## start Data for processing

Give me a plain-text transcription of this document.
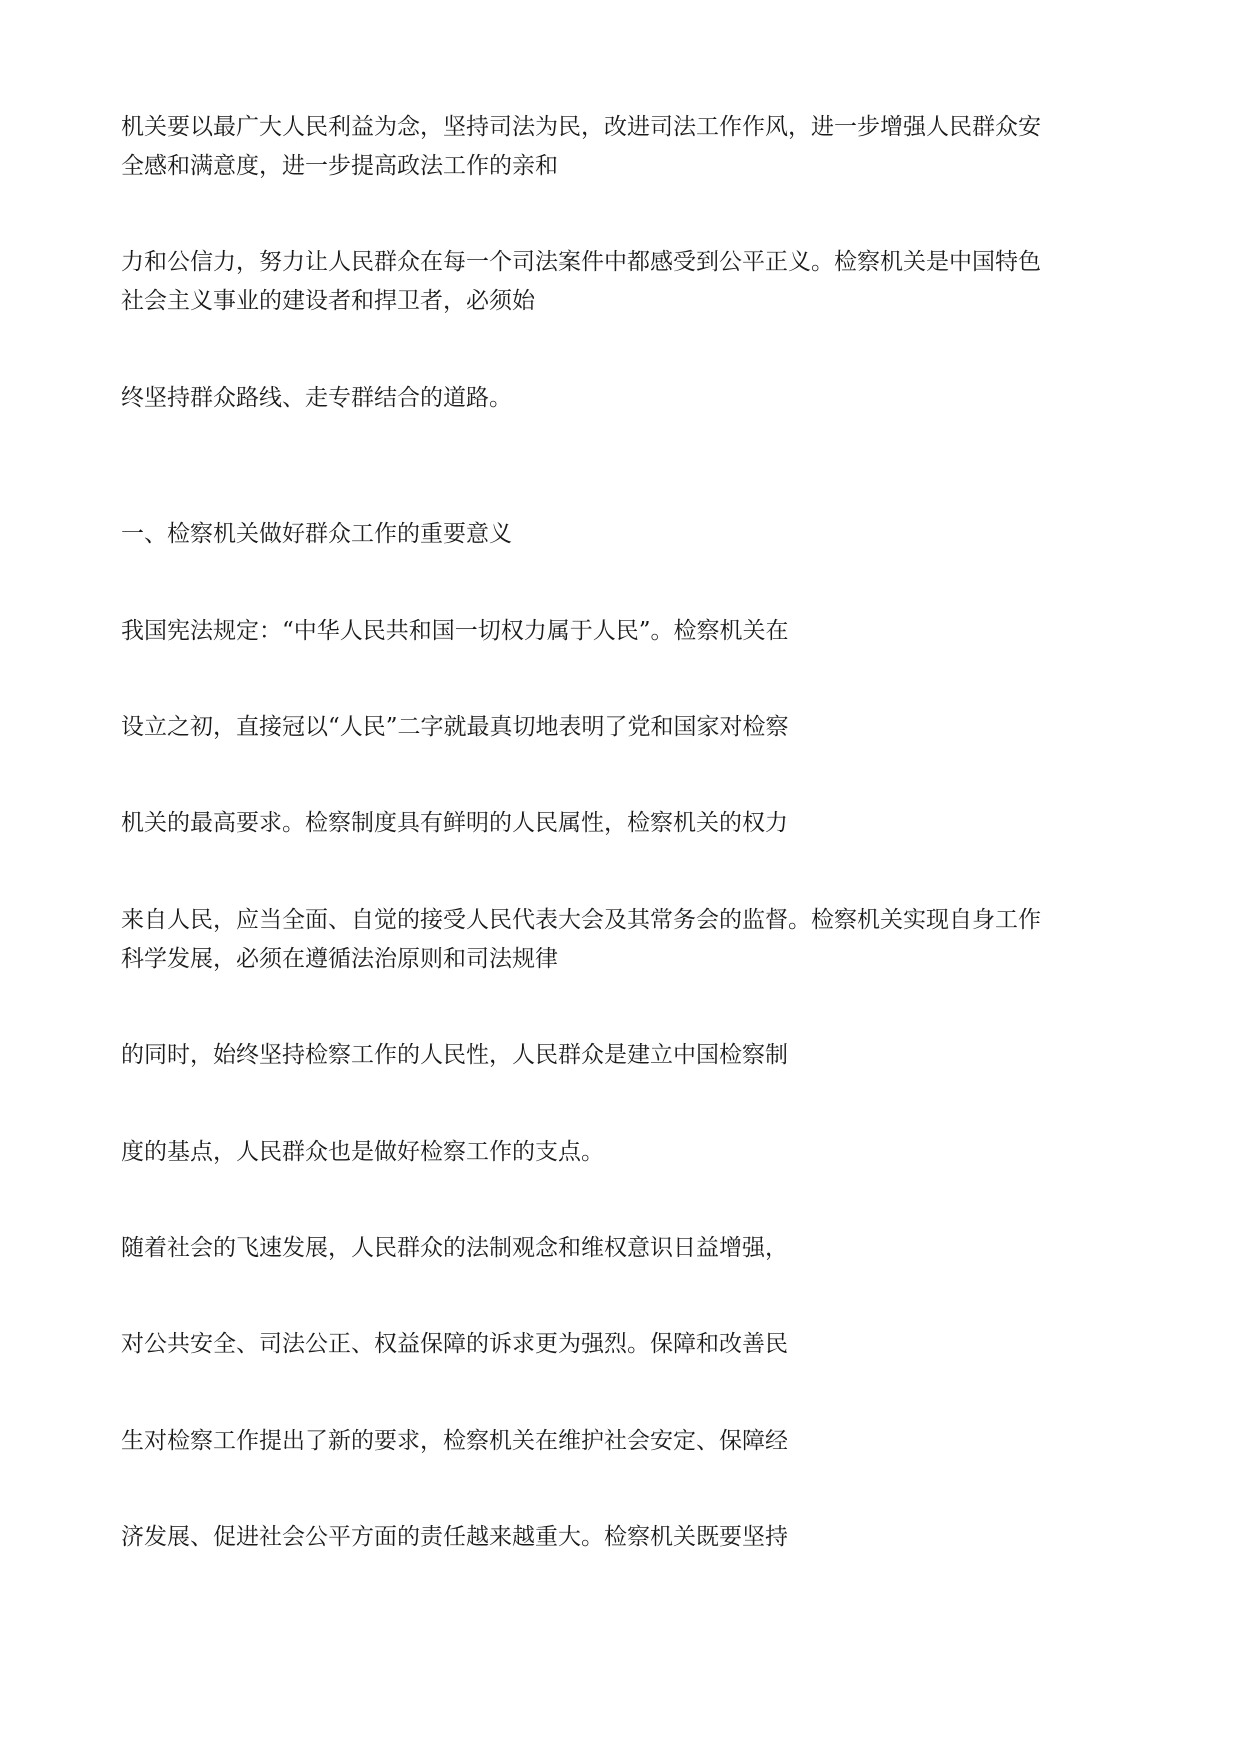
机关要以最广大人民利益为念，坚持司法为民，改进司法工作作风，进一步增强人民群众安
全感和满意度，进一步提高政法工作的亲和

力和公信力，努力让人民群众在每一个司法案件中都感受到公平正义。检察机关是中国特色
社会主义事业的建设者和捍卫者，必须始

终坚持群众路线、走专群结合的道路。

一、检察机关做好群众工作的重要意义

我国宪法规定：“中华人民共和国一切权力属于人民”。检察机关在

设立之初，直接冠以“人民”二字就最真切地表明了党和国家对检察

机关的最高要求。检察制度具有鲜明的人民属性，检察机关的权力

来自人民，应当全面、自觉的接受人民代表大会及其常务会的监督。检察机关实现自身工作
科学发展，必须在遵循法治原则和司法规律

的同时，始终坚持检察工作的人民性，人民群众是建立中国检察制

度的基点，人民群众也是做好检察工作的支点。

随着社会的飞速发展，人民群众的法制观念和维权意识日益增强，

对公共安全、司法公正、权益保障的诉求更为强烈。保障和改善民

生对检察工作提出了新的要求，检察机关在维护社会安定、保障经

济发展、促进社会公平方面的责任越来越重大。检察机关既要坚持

## end Data for processing

Leave out the pictures and copy everything else in the records word for word.

Give me a plain-text transcription of this document.
机关要以最广大人民利益为念，坚持司法为民，改进司法工作作风，进一步增强人民群众安
全感和满意度，进一步提高政法工作的亲和

力和公信力，努力让人民群众在每一个司法案件中都感受到公平正义。检察机关是中国特色
社会主义事业的建设者和捍卫者，必须始

终坚持群众路线、走专群结合的道路。

一、检察机关做好群众工作的重要意义

我国宪法规定：“中华人民共和国一切权力属于人民”。检察机关在

设立之初，直接冠以“人民”二字就最真切地表明了党和国家对检察

机关的最高要求。检察制度具有鲜明的人民属性，检察机关的权力

来自人民，应当全面、自觉的接受人民代表大会及其常务会的监督。检察机关实现自身工作
科学发展，必须在遵循法治原则和司法规律

的同时，始终坚持检察工作的人民性，人民群众是建立中国检察制

度的基点，人民群众也是做好检察工作的支点。

随着社会的飞速发展，人民群众的法制观念和维权意识日益增强，

对公共安全、司法公正、权益保障的诉求更为强烈。保障和改善民

生对检察工作提出了新的要求，检察机关在维护社会安定、保障经

济发展、促进社会公平方面的责任越来越重大。检察机关既要坚持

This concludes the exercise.